## STORED DATA
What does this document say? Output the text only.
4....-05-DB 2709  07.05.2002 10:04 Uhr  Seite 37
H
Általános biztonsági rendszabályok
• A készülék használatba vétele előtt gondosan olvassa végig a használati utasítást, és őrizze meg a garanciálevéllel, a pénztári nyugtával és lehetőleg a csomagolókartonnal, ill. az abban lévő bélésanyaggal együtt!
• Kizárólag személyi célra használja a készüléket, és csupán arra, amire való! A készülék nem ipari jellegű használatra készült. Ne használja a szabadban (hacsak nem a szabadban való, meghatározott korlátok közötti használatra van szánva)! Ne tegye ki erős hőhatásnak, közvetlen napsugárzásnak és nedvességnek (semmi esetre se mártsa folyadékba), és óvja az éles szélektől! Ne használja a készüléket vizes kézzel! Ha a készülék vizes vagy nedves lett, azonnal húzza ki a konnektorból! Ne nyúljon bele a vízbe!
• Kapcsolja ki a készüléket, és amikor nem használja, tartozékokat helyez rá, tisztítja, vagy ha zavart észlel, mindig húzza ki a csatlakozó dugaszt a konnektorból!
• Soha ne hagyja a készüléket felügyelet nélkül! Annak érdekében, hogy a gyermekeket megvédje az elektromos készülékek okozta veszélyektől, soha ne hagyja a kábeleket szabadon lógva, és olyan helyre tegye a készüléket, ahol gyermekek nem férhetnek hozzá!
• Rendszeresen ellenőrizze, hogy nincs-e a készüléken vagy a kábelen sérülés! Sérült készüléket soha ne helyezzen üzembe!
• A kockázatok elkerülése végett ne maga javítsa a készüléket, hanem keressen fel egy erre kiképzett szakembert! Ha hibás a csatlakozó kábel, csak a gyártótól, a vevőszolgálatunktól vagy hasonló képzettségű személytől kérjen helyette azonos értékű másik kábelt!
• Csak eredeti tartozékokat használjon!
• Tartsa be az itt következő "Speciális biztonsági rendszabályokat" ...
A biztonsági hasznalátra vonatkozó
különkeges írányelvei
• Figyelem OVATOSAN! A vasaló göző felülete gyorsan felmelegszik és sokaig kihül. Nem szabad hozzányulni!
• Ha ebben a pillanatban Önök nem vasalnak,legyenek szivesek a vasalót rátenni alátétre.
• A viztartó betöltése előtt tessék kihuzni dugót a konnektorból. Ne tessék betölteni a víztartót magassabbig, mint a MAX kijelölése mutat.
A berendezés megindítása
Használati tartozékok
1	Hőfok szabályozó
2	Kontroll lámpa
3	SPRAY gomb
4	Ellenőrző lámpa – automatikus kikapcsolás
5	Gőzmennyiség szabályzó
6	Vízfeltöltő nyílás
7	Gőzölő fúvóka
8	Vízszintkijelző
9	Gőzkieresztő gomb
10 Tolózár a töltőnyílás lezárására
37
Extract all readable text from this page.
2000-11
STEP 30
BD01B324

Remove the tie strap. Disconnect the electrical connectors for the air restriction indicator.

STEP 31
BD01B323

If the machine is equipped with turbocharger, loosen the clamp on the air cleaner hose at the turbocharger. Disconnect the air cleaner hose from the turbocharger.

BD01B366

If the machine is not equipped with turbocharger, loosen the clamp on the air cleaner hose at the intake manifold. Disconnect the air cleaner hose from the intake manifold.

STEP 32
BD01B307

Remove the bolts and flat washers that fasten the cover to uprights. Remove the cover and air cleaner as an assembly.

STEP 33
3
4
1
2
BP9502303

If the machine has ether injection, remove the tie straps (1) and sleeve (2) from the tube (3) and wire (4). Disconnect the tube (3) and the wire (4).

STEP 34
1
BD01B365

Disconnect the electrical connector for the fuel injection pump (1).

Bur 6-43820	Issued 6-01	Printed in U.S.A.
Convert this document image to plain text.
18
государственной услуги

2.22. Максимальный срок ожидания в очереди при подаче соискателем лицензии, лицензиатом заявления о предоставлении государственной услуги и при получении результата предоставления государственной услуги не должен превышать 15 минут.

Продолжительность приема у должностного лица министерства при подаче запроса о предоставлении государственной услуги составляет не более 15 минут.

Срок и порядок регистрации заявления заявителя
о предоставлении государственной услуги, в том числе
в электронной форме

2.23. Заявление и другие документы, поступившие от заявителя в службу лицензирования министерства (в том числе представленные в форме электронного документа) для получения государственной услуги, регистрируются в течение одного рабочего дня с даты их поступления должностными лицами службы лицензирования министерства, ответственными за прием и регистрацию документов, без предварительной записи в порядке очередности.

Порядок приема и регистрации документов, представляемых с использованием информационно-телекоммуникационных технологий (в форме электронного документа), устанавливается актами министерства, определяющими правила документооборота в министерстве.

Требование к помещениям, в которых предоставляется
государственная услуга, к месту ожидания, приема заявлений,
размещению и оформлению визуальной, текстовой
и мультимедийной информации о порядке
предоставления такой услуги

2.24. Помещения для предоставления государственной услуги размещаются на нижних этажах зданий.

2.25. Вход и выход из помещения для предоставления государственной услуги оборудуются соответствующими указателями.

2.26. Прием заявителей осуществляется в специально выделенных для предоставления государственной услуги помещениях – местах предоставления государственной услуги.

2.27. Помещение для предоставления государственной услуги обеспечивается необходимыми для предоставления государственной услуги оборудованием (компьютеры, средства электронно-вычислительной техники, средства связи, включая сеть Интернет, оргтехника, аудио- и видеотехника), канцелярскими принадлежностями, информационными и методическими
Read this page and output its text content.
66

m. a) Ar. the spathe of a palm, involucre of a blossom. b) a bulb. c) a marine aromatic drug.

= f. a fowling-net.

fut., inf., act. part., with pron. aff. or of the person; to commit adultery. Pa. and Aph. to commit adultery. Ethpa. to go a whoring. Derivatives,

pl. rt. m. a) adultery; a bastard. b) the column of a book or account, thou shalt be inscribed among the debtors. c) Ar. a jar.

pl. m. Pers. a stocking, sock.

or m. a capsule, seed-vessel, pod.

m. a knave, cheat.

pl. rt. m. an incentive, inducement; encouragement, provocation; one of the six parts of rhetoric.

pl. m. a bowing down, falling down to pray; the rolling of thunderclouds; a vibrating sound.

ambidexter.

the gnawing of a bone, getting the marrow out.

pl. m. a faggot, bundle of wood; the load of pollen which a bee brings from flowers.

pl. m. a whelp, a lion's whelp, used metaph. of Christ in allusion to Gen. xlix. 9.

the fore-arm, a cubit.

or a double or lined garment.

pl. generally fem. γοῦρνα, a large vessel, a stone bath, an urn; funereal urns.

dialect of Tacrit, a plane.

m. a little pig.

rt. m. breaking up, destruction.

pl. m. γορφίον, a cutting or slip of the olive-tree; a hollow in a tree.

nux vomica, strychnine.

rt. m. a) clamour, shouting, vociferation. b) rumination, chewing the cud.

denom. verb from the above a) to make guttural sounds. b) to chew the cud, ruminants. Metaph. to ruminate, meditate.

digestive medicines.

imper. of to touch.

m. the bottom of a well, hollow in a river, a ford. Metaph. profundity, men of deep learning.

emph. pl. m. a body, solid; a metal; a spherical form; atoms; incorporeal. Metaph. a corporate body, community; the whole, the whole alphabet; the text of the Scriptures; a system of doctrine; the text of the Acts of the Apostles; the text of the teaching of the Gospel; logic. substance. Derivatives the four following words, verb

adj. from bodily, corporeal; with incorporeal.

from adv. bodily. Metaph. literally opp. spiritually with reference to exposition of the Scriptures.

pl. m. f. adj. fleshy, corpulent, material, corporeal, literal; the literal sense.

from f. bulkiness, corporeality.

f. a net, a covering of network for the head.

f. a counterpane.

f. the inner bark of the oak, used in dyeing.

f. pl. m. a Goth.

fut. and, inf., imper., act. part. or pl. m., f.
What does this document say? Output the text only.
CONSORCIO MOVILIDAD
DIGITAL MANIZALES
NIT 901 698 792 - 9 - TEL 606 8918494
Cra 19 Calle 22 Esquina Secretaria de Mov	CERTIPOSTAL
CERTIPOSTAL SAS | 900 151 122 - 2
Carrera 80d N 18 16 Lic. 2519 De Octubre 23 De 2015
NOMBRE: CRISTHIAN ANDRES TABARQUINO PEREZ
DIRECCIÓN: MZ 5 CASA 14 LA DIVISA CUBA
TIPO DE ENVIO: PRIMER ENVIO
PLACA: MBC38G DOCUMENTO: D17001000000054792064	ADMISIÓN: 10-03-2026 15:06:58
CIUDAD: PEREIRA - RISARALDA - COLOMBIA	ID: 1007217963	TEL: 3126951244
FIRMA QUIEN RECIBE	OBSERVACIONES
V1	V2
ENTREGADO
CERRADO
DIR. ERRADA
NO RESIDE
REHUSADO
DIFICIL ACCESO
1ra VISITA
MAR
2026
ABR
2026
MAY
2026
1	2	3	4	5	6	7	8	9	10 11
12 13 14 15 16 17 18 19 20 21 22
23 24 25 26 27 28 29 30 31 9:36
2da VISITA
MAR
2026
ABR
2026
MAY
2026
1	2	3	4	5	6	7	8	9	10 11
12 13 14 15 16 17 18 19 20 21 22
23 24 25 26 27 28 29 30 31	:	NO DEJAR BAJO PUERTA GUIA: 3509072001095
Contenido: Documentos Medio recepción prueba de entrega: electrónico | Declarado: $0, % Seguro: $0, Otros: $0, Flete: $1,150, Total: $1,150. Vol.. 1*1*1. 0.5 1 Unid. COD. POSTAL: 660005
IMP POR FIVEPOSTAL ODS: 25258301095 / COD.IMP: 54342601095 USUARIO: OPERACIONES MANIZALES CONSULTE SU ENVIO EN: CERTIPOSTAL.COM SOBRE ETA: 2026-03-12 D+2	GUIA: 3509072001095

## WHAT IS REQUIRED
Identify the lines of the data that contain the word "equipped". Copy each of them.

## EXPECTED OUTPUT
If the machine is equipped with turbocharger, loosen the clamp on the air cleaner hose at the turbocharger. Disconnect the air cleaner hose from the turbocharger.
If the machine is not equipped with turbocharger, loosen the clamp on the air cleaner hose at the intake manifold. Disconnect the air cleaner hose from the intake manifold.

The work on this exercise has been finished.